(Stored data)
************

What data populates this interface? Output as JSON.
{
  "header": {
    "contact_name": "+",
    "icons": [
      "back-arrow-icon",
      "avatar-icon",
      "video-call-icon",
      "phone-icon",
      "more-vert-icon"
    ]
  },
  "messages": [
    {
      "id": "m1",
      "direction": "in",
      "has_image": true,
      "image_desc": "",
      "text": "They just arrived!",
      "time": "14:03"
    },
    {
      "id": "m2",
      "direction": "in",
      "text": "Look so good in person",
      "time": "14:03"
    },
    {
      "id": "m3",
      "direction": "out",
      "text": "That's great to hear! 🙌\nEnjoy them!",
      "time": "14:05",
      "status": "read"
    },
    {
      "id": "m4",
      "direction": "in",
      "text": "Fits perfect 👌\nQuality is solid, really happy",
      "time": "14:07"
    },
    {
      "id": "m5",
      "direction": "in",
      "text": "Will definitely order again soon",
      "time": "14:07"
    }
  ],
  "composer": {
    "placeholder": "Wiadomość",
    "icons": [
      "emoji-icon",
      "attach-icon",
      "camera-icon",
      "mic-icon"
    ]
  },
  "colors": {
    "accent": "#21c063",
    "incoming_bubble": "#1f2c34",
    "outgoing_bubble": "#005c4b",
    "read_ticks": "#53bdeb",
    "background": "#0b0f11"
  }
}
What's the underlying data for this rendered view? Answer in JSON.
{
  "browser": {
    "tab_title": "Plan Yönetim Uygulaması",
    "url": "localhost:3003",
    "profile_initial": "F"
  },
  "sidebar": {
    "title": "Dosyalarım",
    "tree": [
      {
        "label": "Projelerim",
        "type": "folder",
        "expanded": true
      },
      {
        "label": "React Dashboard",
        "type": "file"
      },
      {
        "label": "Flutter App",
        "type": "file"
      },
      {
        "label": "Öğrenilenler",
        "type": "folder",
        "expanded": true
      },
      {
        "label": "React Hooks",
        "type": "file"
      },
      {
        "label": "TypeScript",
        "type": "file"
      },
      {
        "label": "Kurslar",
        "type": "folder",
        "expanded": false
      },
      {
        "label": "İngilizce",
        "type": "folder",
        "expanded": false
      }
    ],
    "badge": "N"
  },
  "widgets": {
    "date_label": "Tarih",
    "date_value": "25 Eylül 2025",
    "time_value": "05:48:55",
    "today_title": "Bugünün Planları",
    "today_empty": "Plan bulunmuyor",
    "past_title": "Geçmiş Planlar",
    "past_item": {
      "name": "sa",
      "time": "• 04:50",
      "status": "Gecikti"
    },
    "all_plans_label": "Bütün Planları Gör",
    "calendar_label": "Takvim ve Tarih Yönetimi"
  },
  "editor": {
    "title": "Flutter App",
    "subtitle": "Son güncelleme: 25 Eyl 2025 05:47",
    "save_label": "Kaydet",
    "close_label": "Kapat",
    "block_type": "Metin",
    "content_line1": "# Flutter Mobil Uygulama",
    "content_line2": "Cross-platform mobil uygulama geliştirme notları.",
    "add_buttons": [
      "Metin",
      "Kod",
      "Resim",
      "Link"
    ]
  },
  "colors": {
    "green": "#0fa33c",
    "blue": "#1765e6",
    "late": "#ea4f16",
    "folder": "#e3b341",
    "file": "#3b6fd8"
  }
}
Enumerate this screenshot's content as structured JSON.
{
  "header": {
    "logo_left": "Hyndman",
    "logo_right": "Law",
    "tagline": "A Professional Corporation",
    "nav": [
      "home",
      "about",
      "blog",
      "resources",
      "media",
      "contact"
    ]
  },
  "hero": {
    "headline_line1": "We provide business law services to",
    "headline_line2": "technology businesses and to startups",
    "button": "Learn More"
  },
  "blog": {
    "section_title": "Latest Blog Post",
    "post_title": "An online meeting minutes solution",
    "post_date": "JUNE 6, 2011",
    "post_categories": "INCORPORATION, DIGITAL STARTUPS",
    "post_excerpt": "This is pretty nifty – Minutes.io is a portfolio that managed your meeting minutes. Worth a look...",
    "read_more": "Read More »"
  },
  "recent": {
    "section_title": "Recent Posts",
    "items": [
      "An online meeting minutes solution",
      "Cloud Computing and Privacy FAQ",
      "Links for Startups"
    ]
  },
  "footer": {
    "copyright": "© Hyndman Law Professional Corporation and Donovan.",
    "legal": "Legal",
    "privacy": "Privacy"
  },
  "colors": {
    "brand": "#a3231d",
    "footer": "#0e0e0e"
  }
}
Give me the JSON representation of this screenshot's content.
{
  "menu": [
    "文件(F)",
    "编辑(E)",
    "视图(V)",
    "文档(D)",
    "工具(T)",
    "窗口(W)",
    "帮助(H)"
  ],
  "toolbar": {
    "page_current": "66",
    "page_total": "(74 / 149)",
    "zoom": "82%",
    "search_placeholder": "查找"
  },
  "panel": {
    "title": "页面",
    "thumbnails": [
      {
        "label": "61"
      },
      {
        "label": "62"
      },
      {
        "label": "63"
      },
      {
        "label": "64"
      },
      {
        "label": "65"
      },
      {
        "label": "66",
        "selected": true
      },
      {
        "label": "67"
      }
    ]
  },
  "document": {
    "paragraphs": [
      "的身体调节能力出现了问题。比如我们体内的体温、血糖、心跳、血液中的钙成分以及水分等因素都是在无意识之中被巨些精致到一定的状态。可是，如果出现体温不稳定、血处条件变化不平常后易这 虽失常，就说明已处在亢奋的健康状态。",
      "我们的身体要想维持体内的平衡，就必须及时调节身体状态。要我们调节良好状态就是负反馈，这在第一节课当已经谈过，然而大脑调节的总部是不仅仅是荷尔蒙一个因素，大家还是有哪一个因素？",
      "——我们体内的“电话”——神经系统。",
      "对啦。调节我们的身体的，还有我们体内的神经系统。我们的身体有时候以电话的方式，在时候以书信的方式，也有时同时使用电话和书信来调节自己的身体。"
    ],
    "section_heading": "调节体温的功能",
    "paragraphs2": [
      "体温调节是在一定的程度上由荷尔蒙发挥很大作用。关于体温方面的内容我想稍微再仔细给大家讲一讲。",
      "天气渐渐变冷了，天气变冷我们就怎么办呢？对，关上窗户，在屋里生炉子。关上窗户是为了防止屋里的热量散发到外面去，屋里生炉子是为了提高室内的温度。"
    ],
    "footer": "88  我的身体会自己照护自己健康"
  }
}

************

* Description of the task
Please return the data above exactly as given.

* Completed exercise
What data populates this interface? Output as JSON.
{
  "header": {
    "contact_name": "+",
    "icons": [
      "back-arrow-icon",
      "avatar-icon",
      "video-call-icon",
      "phone-icon",
      "more-vert-icon"
    ]
  },
  "messages": [
    {
      "id": "m1",
      "direction": "in",
      "has_image": true,
      "image_desc": "",
      "text": "They just arrived!",
      "time": "14:03"
    },
    {
      "id": "m2",
      "direction": "in",
      "text": "Look so good in person",
      "time": "14:03"
    },
    {
      "id": "m3",
      "direction": "out",
      "text": "That's great to hear! 🙌\nEnjoy them!",
      "time": "14:05",
      "status": "read"
    },
    {
      "id": "m4",
      "direction": "in",
      "text": "Fits perfect 👌\nQuality is solid, really happy",
      "time": "14:07"
    },
    {
      "id": "m5",
      "direction": "in",
      "text": "Will definitely order again soon",
      "time": "14:07"
    }
  ],
  "composer": {
    "placeholder": "Wiadomość",
    "icons": [
      "emoji-icon",
      "attach-icon",
      "camera-icon",
      "mic-icon"
    ]
  },
  "colors": {
    "accent": "#21c063",
    "incoming_bubble": "#1f2c34",
    "outgoing_bubble": "#005c4b",
    "read_ticks": "#53bdeb",
    "background": "#0b0f11"
  }
}
What's the underlying data for this rendered view? Answer in JSON.
{
  "browser": {
    "tab_title": "Plan Yönetim Uygulaması",
    "url": "localhost:3003",
    "profile_initial": "F"
  },
  "sidebar": {
    "title": "Dosyalarım",
    "tree": [
      {
        "label": "Projelerim",
        "type": "folder",
        "expanded": true
      },
      {
        "label": "React Dashboard",
        "type": "file"
      },
      {
        "label": "Flutter App",
        "type": "file"
      },
      {
        "label": "Öğrenilenler",
        "type": "folder",
        "expanded": true
      },
      {
        "label": "React Hooks",
        "type": "file"
      },
      {
        "label": "TypeScript",
        "type": "file"
      },
      {
        "label": "Kurslar",
        "type": "folder",
        "expanded": false
      },
      {
        "label": "İngilizce",
        "type": "folder",
        "expanded": false
      }
    ],
    "badge": "N"
  },
  "widgets": {
    "date_label": "Tarih",
    "date_value": "25 Eylül 2025",
    "time_value": "05:48:55",
    "today_title": "Bugünün Planları",
    "today_empty": "Plan bulunmuyor",
    "past_title": "Geçmiş Planlar",
    "past_item": {
      "name": "sa",
      "time": "• 04:50",
      "status": "Gecikti"
    },
    "all_plans_label": "Bütün Planları Gör",
    "calendar_label": "Takvim ve Tarih Yönetimi"
  },
  "editor": {
    "title": "Flutter App",
    "subtitle": "Son güncelleme: 25 Eyl 2025 05:47",
    "save_label": "Kaydet",
    "close_label": "Kapat",
    "block_type": "Metin",
    "content_line1": "# Flutter Mobil Uygulama",
    "content_line2": "Cross-platform mobil uygulama geliştirme notları.",
    "add_buttons": [
      "Metin",
      "Kod",
      "Resim",
      "Link"
    ]
  },
  "colors": {
    "green": "#0fa33c",
    "blue": "#1765e6",
    "late": "#ea4f16",
    "folder": "#e3b341",
    "file": "#3b6fd8"
  }
}
Enumerate this screenshot's content as structured JSON.
{
  "header": {
    "logo_left": "Hyndman",
    "logo_right": "Law",
    "tagline": "A Professional Corporation",
    "nav": [
      "home",
      "about",
      "blog",
      "resources",
      "media",
      "contact"
    ]
  },
  "hero": {
    "headline_line1": "We provide business law services to",
    "headline_line2": "technology businesses and to startups",
    "button": "Learn More"
  },
  "blog": {
    "section_title": "Latest Blog Post",
    "post_title": "An online meeting minutes solution",
    "post_date": "JUNE 6, 2011",
    "post_categories": "INCORPORATION, DIGITAL STARTUPS",
    "post_excerpt": "This is pretty nifty – Minutes.io is a portfolio that managed your meeting minutes. Worth a look...",
    "read_more": "Read More »"
  },
  "recent": {
    "section_title": "Recent Posts",
    "items": [
      "An online meeting minutes solution",
      "Cloud Computing and Privacy FAQ",
      "Links for Startups"
    ]
  },
  "footer": {
    "copyright": "© Hyndman Law Professional Corporation and Donovan.",
    "legal": "Legal",
    "privacy": "Privacy"
  },
  "colors": {
    "brand": "#a3231d",
    "footer": "#0e0e0e"
  }
}
Give me the JSON representation of this screenshot's content.
{
  "menu": [
    "文件(F)",
    "编辑(E)",
    "视图(V)",
    "文档(D)",
    "工具(T)",
    "窗口(W)",
    "帮助(H)"
  ],
  "toolbar": {
    "page_current": "66",
    "page_total": "(74 / 149)",
    "zoom": "82%",
    "search_placeholder": "查找"
  },
  "panel": {
    "title": "页面",
    "thumbnails": [
      {
        "label": "61"
      },
      {
        "label": "62"
      },
      {
        "label": "63"
      },
      {
        "label": "64"
      },
      {
        "label": "65"
      },
      {
        "label": "66",
        "selected": true
      },
      {
        "label": "67"
      }
    ]
  },
  "document": {
    "paragraphs": [
      "的身体调节能力出现了问题。比如我们体内的体温、血糖、心跳、血液中的钙成分以及水分等因素都是在无意识之中被巨些精致到一定的状态。可是，如果出现体温不稳定、血处条件变化不平常后易这 虽失常，就说明已处在亢奋的健康状态。",
      "我们的身体要想维持体内的平衡，就必须及时调节身体状态。要我们调节良好状态就是负反馈，这在第一节课当已经谈过，然而大脑调节的总部是不仅仅是荷尔蒙一个因素，大家还是有哪一个因素？",
      "——我们体内的“电话”——神经系统。",
      "对啦。调节我们的身体的，还有我们体内的神经系统。我们的身体有时候以电话的方式，在时候以书信的方式，也有时同时使用电话和书信来调节自己的身体。"
    ],
    "section_heading": "调节体温的功能",
    "paragraphs2": [
      "体温调节是在一定的程度上由荷尔蒙发挥很大作用。关于体温方面的内容我想稍微再仔细给大家讲一讲。",
      "天气渐渐变冷了，天气变冷我们就怎么办呢？对，关上窗户，在屋里生炉子。关上窗户是为了防止屋里的热量散发到外面去，屋里生炉子是为了提高室内的温度。"
    ],
    "footer": "88  我的身体会自己照护自己健康"
  }
}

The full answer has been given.